* _TASK OBJECTIVE_
Report only the number of lines in the records that contain the word "morning".

┌─ RECORDS FOR THIS EXERCISE

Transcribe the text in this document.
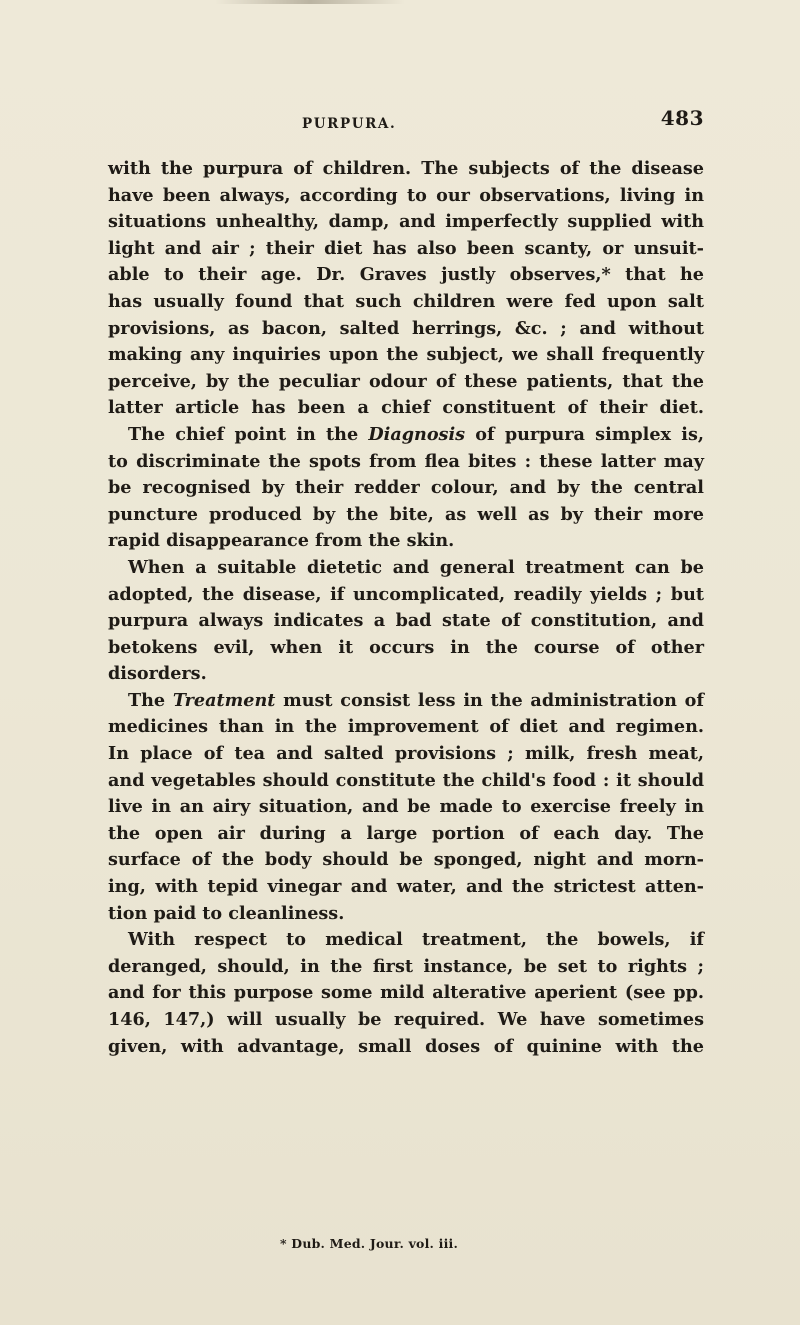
PURPURA.	483
with the purpura of children. The subjects of the disease
have been always, according to our observations, living in
situations unhealthy, damp, and imperfectly supplied with
light and air ; their diet has also been scanty, or unsuit-
able to their age. Dr. Graves justly observes,* that he
has usually found that such children were fed upon salt
provisions, as bacon, salted herrings, &c. ; and without
making any inquiries upon the subject, we shall frequently
perceive, by the peculiar odour of these patients, that the
latter article has been a chief constituent of their diet.
The chief point in the Diagnosis of purpura simplex is,
to discriminate the spots from flea bites : these latter may
be recognised by their redder colour, and by the central
puncture produced by the bite, as well as by their more
rapid disappearance from the skin.
When a suitable dietetic and general treatment can be
adopted, the disease, if uncomplicated, readily yields ; but
purpura always indicates a bad state of constitution, and
betokens evil, when it occurs in the course of other
disorders.
The Treatment must consist less in the administration of
medicines than in the improvement of diet and regimen.
In place of tea and salted provisions ; milk, fresh meat,
and vegetables should constitute the child's food : it should
live in an airy situation, and be made to exercise freely in
the open air during a large portion of each day. The
surface of the body should be sponged, night and morn-
ing, with tepid vinegar and water, and the strictest atten-
tion paid to cleanliness.
With respect to medical treatment, the bowels, if
deranged, should, in the first instance, be set to rights ;
and for this purpose some mild alterative aperient (see pp.
146, 147,) will usually be required. We have sometimes
given, with advantage, small doses of quinine with the
* Dub. Med. Jour. vol. iii.
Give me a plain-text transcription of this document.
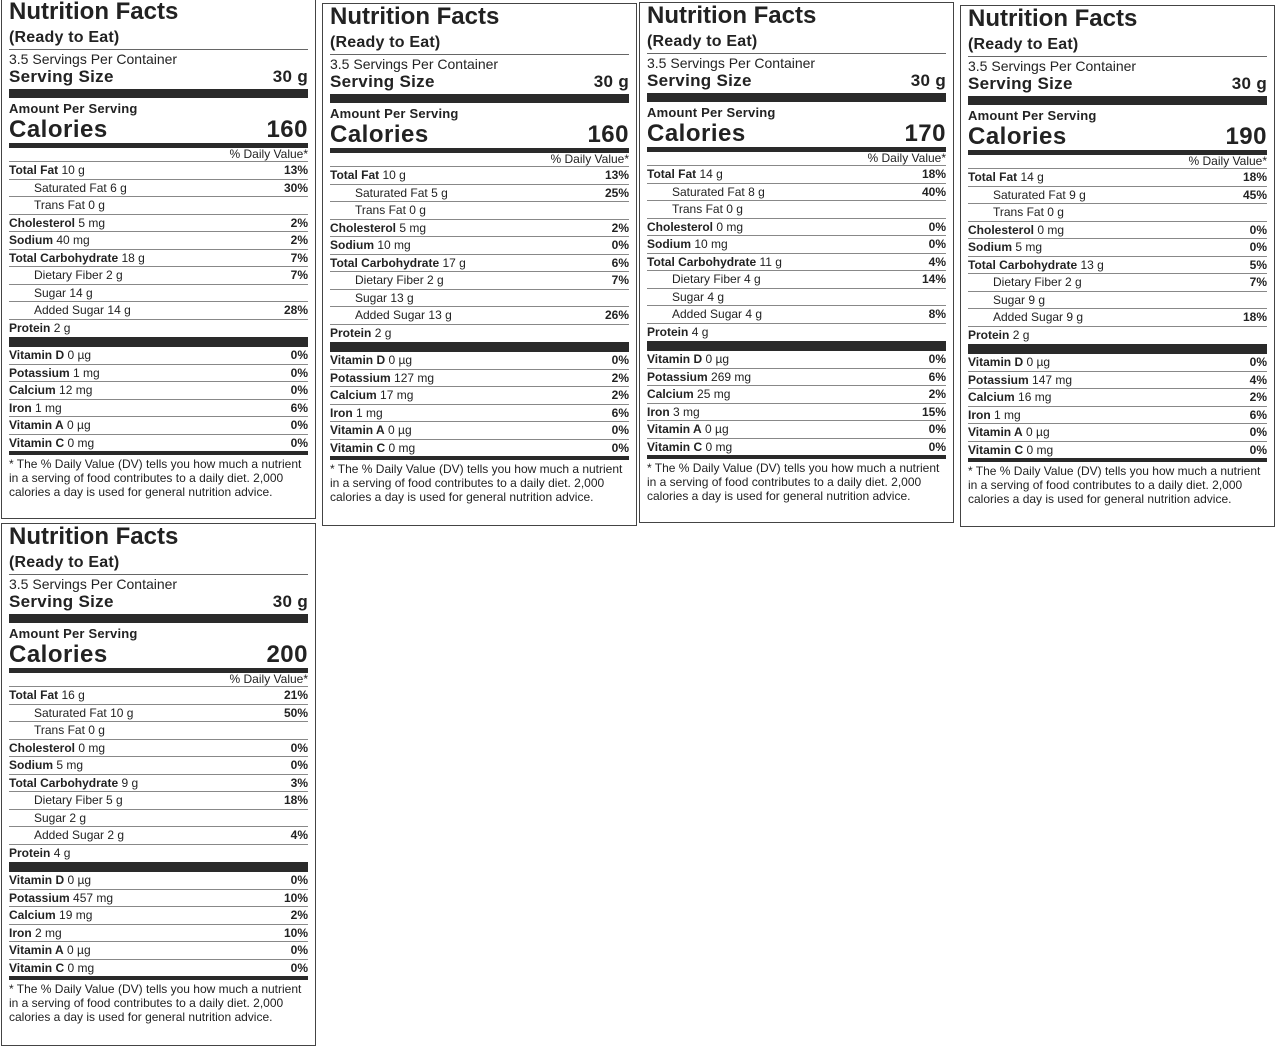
Nutrition Facts
(Ready to Eat)
3.5 Servings Per Container
Serving Size	30 g
Amount Per Serving
Calories	160
% Daily Value*
Total Fat 10 g	13%
Saturated Fat 6 g	30%
Trans Fat 0 g
Cholesterol 5 mg	2%
Sodium 40 mg	2%
Total Carbohydrate 18 g	7%
Dietary Fiber 2 g	7%
Sugar 14 g
Added Sugar 14 g	28%
Protein 2 g
Vitamin D 0 µg	0%
Potassium 1 mg	0%
Calcium 12 mg	0%
Iron 1 mg	6%
Vitamin A 0 µg	0%
Vitamin C 0 mg	0%
* The % Daily Value (DV) tells you how much a nutrient in a serving of food contributes to a daily diet. 2,000 calories a day is used for general nutrition advice.
Nutrition Facts
(Ready to Eat)
3.5 Servings Per Container
Serving Size	30 g
Amount Per Serving
Calories	160
% Daily Value*
Total Fat 10 g	13%
Saturated Fat 5 g	25%
Trans Fat 0 g
Cholesterol 5 mg	2%
Sodium 10 mg	0%
Total Carbohydrate 17 g	6%
Dietary Fiber 2 g	7%
Sugar 13 g
Added Sugar 13 g	26%
Protein 2 g
Vitamin D 0 µg	0%
Potassium 127 mg	2%
Calcium 17 mg	2%
Iron 1 mg	6%
Vitamin A 0 µg	0%
Vitamin C 0 mg	0%
* The % Daily Value (DV) tells you how much a nutrient in a serving of food contributes to a daily diet. 2,000 calories a day is used for general nutrition advice.
Nutrition Facts
(Ready to Eat)
3.5 Servings Per Container
Serving Size	30 g
Amount Per Serving
Calories	170
% Daily Value*
Total Fat 14 g	18%
Saturated Fat 8 g	40%
Trans Fat 0 g
Cholesterol 0 mg	0%
Sodium 10 mg	0%
Total Carbohydrate 11 g	4%
Dietary Fiber 4 g	14%
Sugar 4 g
Added Sugar 4 g	8%
Protein 4 g
Vitamin D 0 µg	0%
Potassium 269 mg	6%
Calcium 25 mg	2%
Iron 3 mg	15%
Vitamin A 0 µg	0%
Vitamin C 0 mg	0%
* The % Daily Value (DV) tells you how much a nutrient in a serving of food contributes to a daily diet. 2,000 calories a day is used for general nutrition advice.
Nutrition Facts
(Ready to Eat)
3.5 Servings Per Container
Serving Size	30 g
Amount Per Serving
Calories	190
% Daily Value*
Total Fat 14 g	18%
Saturated Fat 9 g	45%
Trans Fat 0 g
Cholesterol 0 mg	0%
Sodium 5 mg	0%
Total Carbohydrate 13 g	5%
Dietary Fiber 2 g	7%
Sugar 9 g
Added Sugar 9 g	18%
Protein 2 g
Vitamin D 0 µg	0%
Potassium 147 mg	4%
Calcium 16 mg	2%
Iron 1 mg	6%
Vitamin A 0 µg	0%
Vitamin C 0 mg	0%
* The % Daily Value (DV) tells you how much a nutrient in a serving of food contributes to a daily diet. 2,000 calories a day is used for general nutrition advice.
Nutrition Facts
(Ready to Eat)
3.5 Servings Per Container
Serving Size	30 g
Amount Per Serving
Calories	200
% Daily Value*
Total Fat 16 g	21%
Saturated Fat 10 g	50%
Trans Fat 0 g
Cholesterol 0 mg	0%
Sodium 5 mg	0%
Total Carbohydrate 9 g	3%
Dietary Fiber 5 g	18%
Sugar 2 g
Added Sugar 2 g	4%
Protein 4 g
Vitamin D 0 µg	0%
Potassium 457 mg	10%
Calcium 19 mg	2%
Iron 2 mg	10%
Vitamin A 0 µg	0%
Vitamin C 0 mg	0%
* The % Daily Value (DV) tells you how much a nutrient in a serving of food contributes to a daily diet. 2,000 calories a day is used for general nutrition advice.
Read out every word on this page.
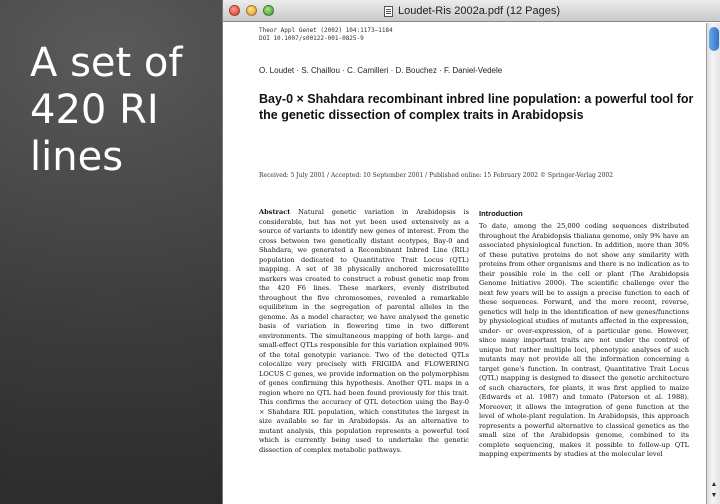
A set of 420 RI lines
Loudet-Ris 2002a.pdf (12 Pages)
Theor Appl Genet (2002) 104:1173–1184
DOI 10.1007/s00122-001-0825-9
O. Loudet · S. Chaillou · C. Camilleri · D. Bouchez · F. Daniel-Vedele
Bay-0 × Shahdara recombinant inbred line population: a powerful tool for the genetic dissection of complex traits in Arabidopsis
Received: 5 July 2001 / Accepted: 10 September 2001 / Published online: 15 February 2002 © Springer-Verlag 2002
Abstract Natural genetic variation in Arabidopsis is considerable, but has not yet been used extensively as a source of variants to identify new genes of interest. From the cross between two genetically distant ecotypes, Bay-0 and Shahdara, we generated a Recombinant Inbred Line (RIL) population dedicated to Quantitative Trait Locus (QTL) mapping. A set of 38 physically anchored microsatellite markers was created to construct a robust genetic map from the 420 F6 lines. These markers, evenly distributed throughout the five chromosomes, revealed a remarkable equilibrium in the segregation of parental alleles in the genome. As a model character, we have analysed the genetic basis of variation in flowering time in two different environments. The simultaneous mapping of both large- and small-effect QTLs responsible for this variation explained 90% of the total genotypic variance. Two of the detected QTLs colocalize very precisely with FRIGIDA and FLOWERING LOCUS C genes, we provide information on the polymorphism of genes confirming this hypothesis. Another QTL maps in a region where no QTL had been found previously for this trait. This confirms the accuracy of QTL detection using the Bay-0 × Shahdara RIL population, which constitutes the largest in size available so far in Arabidopsis. As an alternative to mutant analysis, this population represents a powerful tool which is currently being used to undertake the genetic dissection of complex metabolic pathways.
Introduction
To date, among the 25,000 coding sequences distributed throughout the Arabidopsis thaliana genome, only 9% have an associated physiological function. In addition, more than 30% of these putative proteins do not show any similarity with proteins from other organisms and there is no indication as to their possible role in the cell or plant (The Arabidopsis Genome Initiative 2000). The scientific challenge over the next few years will be to assign a precise function to each of these sequences. Forward, and the more recent, reverse, genetics will help in the identification of new genes/functions by physiological studies of mutants affected in the expression, under- or over-expression, of a particular gene. However, since many important traits are not under the control of unique but rather multiple loci, phenotypic analyses of such mutants may not provide all the information concerning a target gene's function. In contrast, Quantitative Trait Locus (QTL) mapping is designed to dissect the genetic architecture of such characters, for plants, it was first applied to maize (Edwards et al. 1987) and tomato (Paterson et al. 1988). Moreover, it allows the integration of gene function at the level of whole-plant regulation. In Arabidopsis, this approach represents a powerful alternative to classical genetics as the small size of the Arabidopsis genome, combined to its complete sequencing, makes it possible to follow-up QTL mapping experiments by studies at the molecular level
▲
▼
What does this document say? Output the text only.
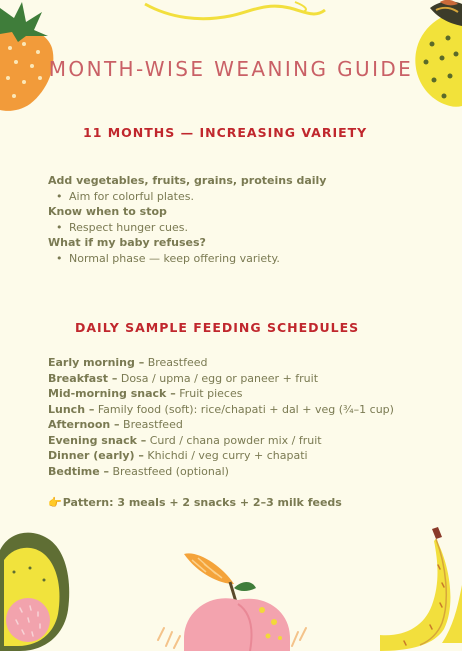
MONTH-WISE WEANING GUIDE
11 MONTHS — INCREASING VARIETY
Add vegetables, fruits, grains, proteins daily
• Aim for colorful plates.
Know when to stop
• Respect hunger cues.
What if my baby refuses?
• Normal phase — keep offering variety.
DAILY SAMPLE FEEDING SCHEDULES
Early morning – Breastfeed
Breakfast – Dosa / upma / egg or paneer + fruit
Mid-morning snack – Fruit pieces
Lunch – Family food (soft): rice/chapati + dal + veg (¾–1 cup)
Afternoon – Breastfeed
Evening snack – Curd / chana powder mix / fruit
Dinner (early) – Khichdi / veg curry + chapati
Bedtime – Breastfeed (optional)
👉Pattern: 3 meals + 2 snacks + 2–3 milk feeds
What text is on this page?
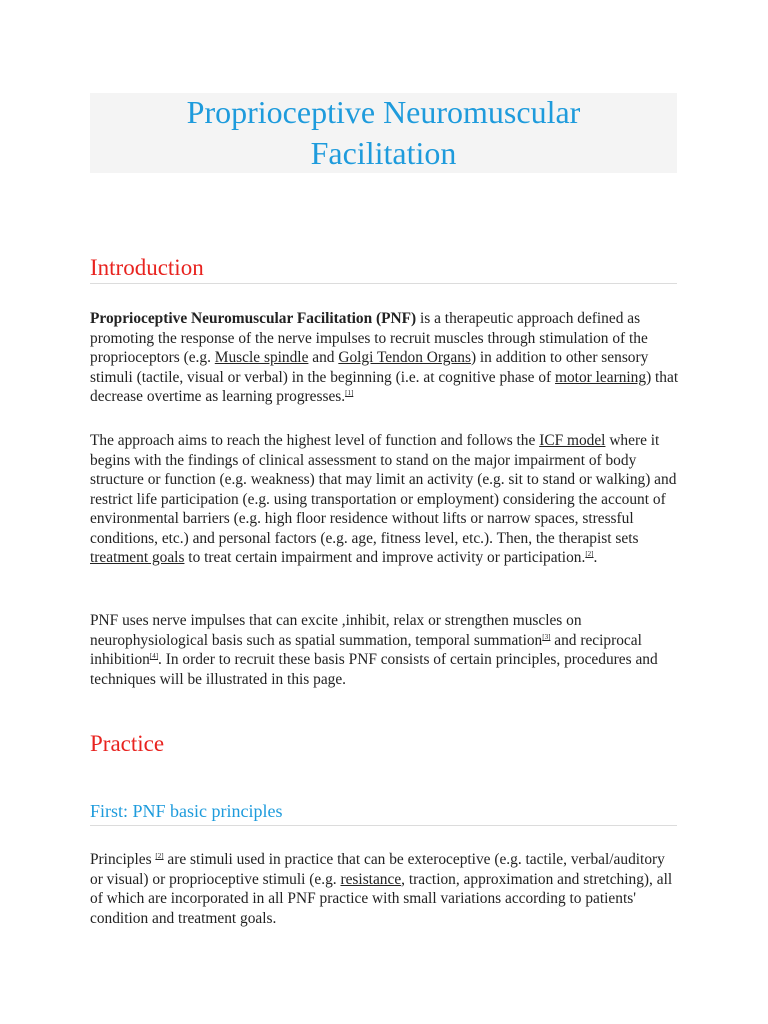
Proprioceptive Neuromuscular Facilitation
Introduction

Proprioceptive Neuromuscular Facilitation (PNF) is a therapeutic approach defined as promoting the response of the nerve impulses to recruit muscles through stimulation of the proprioceptors (e.g. Muscle spindle and Golgi Tendon Organs) in addition to other sensory stimuli (tactile, visual or verbal) in the beginning (i.e. at cognitive phase of motor learning) that decrease overtime as learning progresses.[1]

The approach aims to reach the highest level of function and follows the ICF model where it begins with the findings of clinical assessment to stand on the major impairment of body structure or function (e.g. weakness) that may limit an activity (e.g. sit to stand or walking) and restrict life participation (e.g. using transportation or employment) considering the account of environmental barriers (e.g. high floor residence without lifts or narrow spaces, stressful conditions, etc.) and personal factors (e.g. age, fitness level, etc.). Then, the therapist sets treatment goals to treat certain impairment and improve activity or participation.[2].

PNF uses nerve impulses that can excite ,inhibit, relax or strengthen muscles on neurophysiological basis such as spatial summation, temporal summation[3] and reciprocal inhibition[4]. In order to recruit these basis PNF consists of certain principles, procedures and techniques will be illustrated in this page.

Practice
First: PNF basic principles

Principles [2] are stimuli used in practice that can be exteroceptive (e.g. tactile, verbal/auditory or visual) or proprioceptive stimuli (e.g. resistance, traction, approximation and stretching), all of which are incorporated in all PNF practice with small variations according to patients' condition and treatment goals.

└─

* _ANSWER TO THE PROBLEM_
2